### DIRECTIONS FOR THIS TASK
Exact reproduction is required for all entries.

### RECORDS FOR THIS TASK

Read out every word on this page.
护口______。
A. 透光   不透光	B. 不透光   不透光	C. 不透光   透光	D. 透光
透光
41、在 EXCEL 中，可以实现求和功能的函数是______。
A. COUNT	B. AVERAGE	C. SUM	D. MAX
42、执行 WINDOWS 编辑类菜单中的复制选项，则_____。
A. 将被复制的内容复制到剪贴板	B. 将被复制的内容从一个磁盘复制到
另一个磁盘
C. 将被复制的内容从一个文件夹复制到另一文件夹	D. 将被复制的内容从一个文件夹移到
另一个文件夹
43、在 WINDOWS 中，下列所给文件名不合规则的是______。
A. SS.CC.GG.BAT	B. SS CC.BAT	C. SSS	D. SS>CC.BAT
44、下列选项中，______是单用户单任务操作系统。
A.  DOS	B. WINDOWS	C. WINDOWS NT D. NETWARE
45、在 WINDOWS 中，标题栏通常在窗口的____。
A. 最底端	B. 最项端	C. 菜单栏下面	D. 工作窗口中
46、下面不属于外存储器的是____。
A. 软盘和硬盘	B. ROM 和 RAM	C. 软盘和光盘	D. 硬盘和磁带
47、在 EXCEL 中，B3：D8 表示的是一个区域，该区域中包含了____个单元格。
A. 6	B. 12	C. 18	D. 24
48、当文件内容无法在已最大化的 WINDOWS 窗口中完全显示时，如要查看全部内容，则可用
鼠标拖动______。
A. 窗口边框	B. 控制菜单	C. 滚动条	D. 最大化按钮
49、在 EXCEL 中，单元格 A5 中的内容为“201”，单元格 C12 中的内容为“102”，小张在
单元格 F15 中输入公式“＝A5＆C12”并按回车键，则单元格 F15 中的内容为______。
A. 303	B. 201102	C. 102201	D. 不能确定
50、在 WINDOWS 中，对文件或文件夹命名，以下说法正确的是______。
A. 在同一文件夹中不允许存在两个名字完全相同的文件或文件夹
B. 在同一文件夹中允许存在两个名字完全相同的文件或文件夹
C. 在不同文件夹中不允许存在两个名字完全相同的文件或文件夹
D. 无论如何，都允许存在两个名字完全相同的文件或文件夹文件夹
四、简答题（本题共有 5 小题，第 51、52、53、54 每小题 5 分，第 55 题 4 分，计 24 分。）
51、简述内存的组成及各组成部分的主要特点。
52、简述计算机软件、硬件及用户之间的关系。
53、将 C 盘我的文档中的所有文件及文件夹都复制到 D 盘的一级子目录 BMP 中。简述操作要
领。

### REPLY
Read out every word on this page.
护口______。
A. 透光   不透光	B. 不透光   不透光	C. 不透光   透光	D. 透光
透光
41、在 EXCEL 中，可以实现求和功能的函数是______。
A. COUNT	B. AVERAGE	C. SUM	D. MAX
42、执行 WINDOWS 编辑类菜单中的复制选项，则_____。
A. 将被复制的内容复制到剪贴板	B. 将被复制的内容从一个磁盘复制到
另一个磁盘
C. 将被复制的内容从一个文件夹复制到另一文件夹	D. 将被复制的内容从一个文件夹移到
另一个文件夹
43、在 WINDOWS 中，下列所给文件名不合规则的是______。
A. SS.CC.GG.BAT	B. SS CC.BAT	C. SSS	D. SS>CC.BAT
44、下列选项中，______是单用户单任务操作系统。
A.  DOS	B. WINDOWS	C. WINDOWS NT D. NETWARE
45、在 WINDOWS 中，标题栏通常在窗口的____。
A. 最底端	B. 最项端	C. 菜单栏下面	D. 工作窗口中
46、下面不属于外存储器的是____。
A. 软盘和硬盘	B. ROM 和 RAM	C. 软盘和光盘	D. 硬盘和磁带
47、在 EXCEL 中，B3：D8 表示的是一个区域，该区域中包含了____个单元格。
A. 6	B. 12	C. 18	D. 24
48、当文件内容无法在已最大化的 WINDOWS 窗口中完全显示时，如要查看全部内容，则可用
鼠标拖动______。
A. 窗口边框	B. 控制菜单	C. 滚动条	D. 最大化按钮
49、在 EXCEL 中，单元格 A5 中的内容为“201”，单元格 C12 中的内容为“102”，小张在
单元格 F15 中输入公式“＝A5＆C12”并按回车键，则单元格 F15 中的内容为______。
A. 303	B. 201102	C. 102201	D. 不能确定
50、在 WINDOWS 中，对文件或文件夹命名，以下说法正确的是______。
A. 在同一文件夹中不允许存在两个名字完全相同的文件或文件夹
B. 在同一文件夹中允许存在两个名字完全相同的文件或文件夹
C. 在不同文件夹中不允许存在两个名字完全相同的文件或文件夹
D. 无论如何，都允许存在两个名字完全相同的文件或文件夹文件夹
四、简答题（本题共有 5 小题，第 51、52、53、54 每小题 5 分，第 55 题 4 分，计 24 分。）
51、简述内存的组成及各组成部分的主要特点。
52、简述计算机软件、硬件及用户之间的关系。
53、将 C 盘我的文档中的所有文件及文件夹都复制到 D 盘的一级子目录 BMP 中。简述操作要
领。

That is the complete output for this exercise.